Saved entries
::::::::::

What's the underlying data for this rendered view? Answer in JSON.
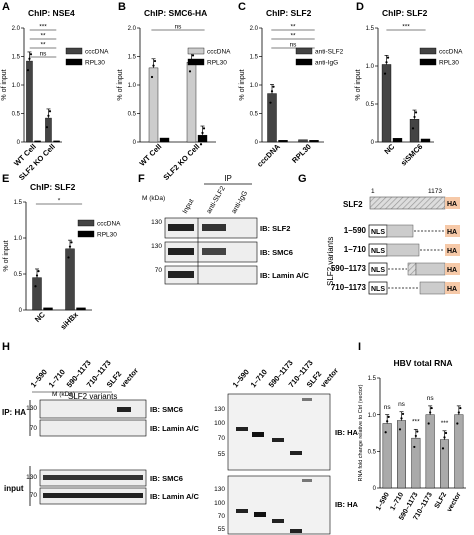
{
  "colors": {
    "bar_dark": "#444444",
    "bar_black": "#000000",
    "bar_light": "#cccccc",
    "ha_box": "#f6c9a8",
    "stripe": "#bbbbbb",
    "blot_bg": "#eeeeee"
  },
  "chart_data": [
    {
      "id": "A",
      "type": "bar",
      "title": "ChIP: NSE4",
      "ylabel": "% of input",
      "ylim": [
        0,
        2.0
      ],
      "yticks": [
        "0",
        "0.5",
        "1.0",
        "1.5",
        "2.0"
      ],
      "categories": [
        "WT Cell",
        "SLF2 KO Cell"
      ],
      "series": [
        {
          "name": "cccDNA",
          "values": [
            1.42,
            0.42
          ]
        },
        {
          "name": "RPL30",
          "values": [
            0.02,
            0.02
          ]
        }
      ],
      "sig": [
        "***",
        "**",
        "**",
        "ns"
      ]
    },
    {
      "id": "B",
      "type": "bar",
      "title": "ChIP: SMC6-HA",
      "ylabel": "% of input",
      "ylim": [
        0,
        2.0
      ],
      "yticks": [
        "0",
        "0.5",
        "1.0",
        "1.5",
        "2.0"
      ],
      "categories": [
        "WT Cell",
        "SLF2 KO Cell"
      ],
      "series": [
        {
          "name": "cccDNA",
          "values": [
            1.3,
            1.4
          ]
        },
        {
          "name": "RPL30",
          "values": [
            0.07,
            0.12
          ]
        }
      ],
      "sig": [
        "ns"
      ]
    },
    {
      "id": "C",
      "type": "bar",
      "title": "ChIP: SLF2",
      "ylabel": "% of input",
      "ylim": [
        0,
        2.0
      ],
      "yticks": [
        "0",
        "0.5",
        "1.0",
        "1.5",
        "2.0"
      ],
      "categories": [
        "cccDNA",
        "RPL30"
      ],
      "series": [
        {
          "name": "anti-SLF2",
          "values": [
            0.85,
            0.04
          ]
        },
        {
          "name": "anti-IgG",
          "values": [
            0.03,
            0.03
          ]
        }
      ],
      "sig": [
        "**",
        "**",
        "ns"
      ]
    },
    {
      "id": "D",
      "type": "bar",
      "title": "ChIP: SLF2",
      "ylabel": "% of input",
      "ylim": [
        0,
        1.5
      ],
      "yticks": [
        "0",
        "0.5",
        "1.0",
        "1.5"
      ],
      "categories": [
        "NC",
        "siSMC6"
      ],
      "series": [
        {
          "name": "cccDNA",
          "values": [
            1.02,
            0.3
          ]
        },
        {
          "name": "RPL30",
          "values": [
            0.05,
            0.04
          ]
        }
      ],
      "sig": [
        "***"
      ]
    },
    {
      "id": "E",
      "type": "bar",
      "title": "ChIP: SLF2",
      "ylabel": "% of input",
      "ylim": [
        0,
        1.5
      ],
      "yticks": [
        "0",
        "0.5",
        "1.0",
        "1.5"
      ],
      "categories": [
        "NC",
        "siHBx"
      ],
      "series": [
        {
          "name": "cccDNA",
          "values": [
            0.45,
            0.85
          ]
        },
        {
          "name": "RPL30",
          "values": [
            0.03,
            0.03
          ]
        }
      ],
      "sig": [
        "*"
      ]
    },
    {
      "id": "I",
      "type": "bar",
      "title": "HBV total RNA",
      "ylabel": "RNA fold change relative to Ctrl (vector)",
      "ylim": [
        0,
        1.5
      ],
      "yticks": [
        "0",
        "0.5",
        "1.0",
        "1.5"
      ],
      "categories": [
        "1–590",
        "1–710",
        "590–1173",
        "710–1173",
        "SLF2",
        "vector"
      ],
      "series": [
        {
          "name": "",
          "values": [
            0.88,
            0.92,
            0.68,
            1.0,
            0.66,
            1.0
          ]
        }
      ],
      "sig": [
        "ns",
        "ns",
        "***",
        "ns",
        "***",
        ""
      ],
      "group_label": "SLF2 variants"
    }
  ],
  "panels": {
    "A": "A",
    "B": "B",
    "C": "C",
    "D": "D",
    "E": "E",
    "F": "F",
    "G": "G",
    "H": "H",
    "I": "I"
  },
  "blotF": {
    "mw_title": "M (kDa)",
    "ip_label": "IP",
    "lanes": [
      "Input",
      "anti-SLF2",
      "anti-IgG"
    ],
    "markers": [
      "130",
      "130",
      "70"
    ],
    "rows": [
      "IB: SLF2",
      "IB: SMC6",
      "IB: Lamin A/C"
    ]
  },
  "schematicG": {
    "title": "SLF2",
    "start": "1",
    "end": "1173",
    "group_label": "SLF2 variants",
    "nls": "NLS",
    "ha": "HA",
    "constructs": [
      "1–590",
      "1–710",
      "590–1173",
      "710–1173"
    ]
  },
  "blotH": {
    "mw_title": "M (kDa)",
    "group_label": "SLF2 variants",
    "lanes": [
      "1–590",
      "1–710",
      "590–1173",
      "710–1173",
      "SLF2",
      "vector"
    ],
    "ip_label": "IP: HA",
    "input_label": "input",
    "left_markers": [
      "130",
      "70",
      "130",
      "70"
    ],
    "left_rows": [
      "IB: SMC6",
      "IB: Lamin A/C",
      "IB: SMC6",
      "IB: Lamin A/C"
    ],
    "right_markers_top": [
      "130",
      "100",
      "70",
      "55"
    ],
    "right_markers_bottom": [
      "130",
      "100",
      "70",
      "55"
    ],
    "right_rows": [
      "IB: HA",
      "IB: HA"
    ]
  }
}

::::::::::

WHAT TO DO:
Using the records above, retype everything exactly except the pictures.

COMPLETE RESPONSE:
What's the underlying data for this rendered view? Answer in JSON.
{
  "colors": {
    "bar_dark": "#444444",
    "bar_black": "#000000",
    "bar_light": "#cccccc",
    "ha_box": "#f6c9a8",
    "stripe": "#bbbbbb",
    "blot_bg": "#eeeeee"
  },
  "chart_data": [
    {
      "id": "A",
      "type": "bar",
      "title": "ChIP: NSE4",
      "ylabel": "% of input",
      "ylim": [
        0,
        2.0
      ],
      "yticks": [
        "0",
        "0.5",
        "1.0",
        "1.5",
        "2.0"
      ],
      "categories": [
        "WT Cell",
        "SLF2 KO Cell"
      ],
      "series": [
        {
          "name": "cccDNA",
          "values": [
            1.42,
            0.42
          ]
        },
        {
          "name": "RPL30",
          "values": [
            0.02,
            0.02
          ]
        }
      ],
      "sig": [
        "***",
        "**",
        "**",
        "ns"
      ]
    },
    {
      "id": "B",
      "type": "bar",
      "title": "ChIP: SMC6-HA",
      "ylabel": "% of input",
      "ylim": [
        0,
        2.0
      ],
      "yticks": [
        "0",
        "0.5",
        "1.0",
        "1.5",
        "2.0"
      ],
      "categories": [
        "WT Cell",
        "SLF2 KO Cell"
      ],
      "series": [
        {
          "name": "cccDNA",
          "values": [
            1.3,
            1.4
          ]
        },
        {
          "name": "RPL30",
          "values": [
            0.07,
            0.12
          ]
        }
      ],
      "sig": [
        "ns"
      ]
    },
    {
      "id": "C",
      "type": "bar",
      "title": "ChIP: SLF2",
      "ylabel": "% of input",
      "ylim": [
        0,
        2.0
      ],
      "yticks": [
        "0",
        "0.5",
        "1.0",
        "1.5",
        "2.0"
      ],
      "categories": [
        "cccDNA",
        "RPL30"
      ],
      "series": [
        {
          "name": "anti-SLF2",
          "values": [
            0.85,
            0.04
          ]
        },
        {
          "name": "anti-IgG",
          "values": [
            0.03,
            0.03
          ]
        }
      ],
      "sig": [
        "**",
        "**",
        "ns"
      ]
    },
    {
      "id": "D",
      "type": "bar",
      "title": "ChIP: SLF2",
      "ylabel": "% of input",
      "ylim": [
        0,
        1.5
      ],
      "yticks": [
        "0",
        "0.5",
        "1.0",
        "1.5"
      ],
      "categories": [
        "NC",
        "siSMC6"
      ],
      "series": [
        {
          "name": "cccDNA",
          "values": [
            1.02,
            0.3
          ]
        },
        {
          "name": "RPL30",
          "values": [
            0.05,
            0.04
          ]
        }
      ],
      "sig": [
        "***"
      ]
    },
    {
      "id": "E",
      "type": "bar",
      "title": "ChIP: SLF2",
      "ylabel": "% of input",
      "ylim": [
        0,
        1.5
      ],
      "yticks": [
        "0",
        "0.5",
        "1.0",
        "1.5"
      ],
      "categories": [
        "NC",
        "siHBx"
      ],
      "series": [
        {
          "name": "cccDNA",
          "values": [
            0.45,
            0.85
          ]
        },
        {
          "name": "RPL30",
          "values": [
            0.03,
            0.03
          ]
        }
      ],
      "sig": [
        "*"
      ]
    },
    {
      "id": "I",
      "type": "bar",
      "title": "HBV total RNA",
      "ylabel": "RNA fold change relative to Ctrl (vector)",
      "ylim": [
        0,
        1.5
      ],
      "yticks": [
        "0",
        "0.5",
        "1.0",
        "1.5"
      ],
      "categories": [
        "1–590",
        "1–710",
        "590–1173",
        "710–1173",
        "SLF2",
        "vector"
      ],
      "series": [
        {
          "name": "",
          "values": [
            0.88,
            0.92,
            0.68,
            1.0,
            0.66,
            1.0
          ]
        }
      ],
      "sig": [
        "ns",
        "ns",
        "***",
        "ns",
        "***",
        ""
      ],
      "group_label": "SLF2 variants"
    }
  ],
  "panels": {
    "A": "A",
    "B": "B",
    "C": "C",
    "D": "D",
    "E": "E",
    "F": "F",
    "G": "G",
    "H": "H",
    "I": "I"
  },
  "blotF": {
    "mw_title": "M (kDa)",
    "ip_label": "IP",
    "lanes": [
      "Input",
      "anti-SLF2",
      "anti-IgG"
    ],
    "markers": [
      "130",
      "130",
      "70"
    ],
    "rows": [
      "IB: SLF2",
      "IB: SMC6",
      "IB: Lamin A/C"
    ]
  },
  "schematicG": {
    "title": "SLF2",
    "start": "1",
    "end": "1173",
    "group_label": "SLF2 variants",
    "nls": "NLS",
    "ha": "HA",
    "constructs": [
      "1–590",
      "1–710",
      "590–1173",
      "710–1173"
    ]
  },
  "blotH": {
    "mw_title": "M (kDa)",
    "group_label": "SLF2 variants",
    "lanes": [
      "1–590",
      "1–710",
      "590–1173",
      "710–1173",
      "SLF2",
      "vector"
    ],
    "ip_label": "IP: HA",
    "input_label": "input",
    "left_markers": [
      "130",
      "70",
      "130",
      "70"
    ],
    "left_rows": [
      "IB: SMC6",
      "IB: Lamin A/C",
      "IB: SMC6",
      "IB: Lamin A/C"
    ],
    "right_markers_top": [
      "130",
      "100",
      "70",
      "55"
    ],
    "right_markers_bottom": [
      "130",
      "100",
      "70",
      "55"
    ],
    "right_rows": [
      "IB: HA",
      "IB: HA"
    ]
  }
}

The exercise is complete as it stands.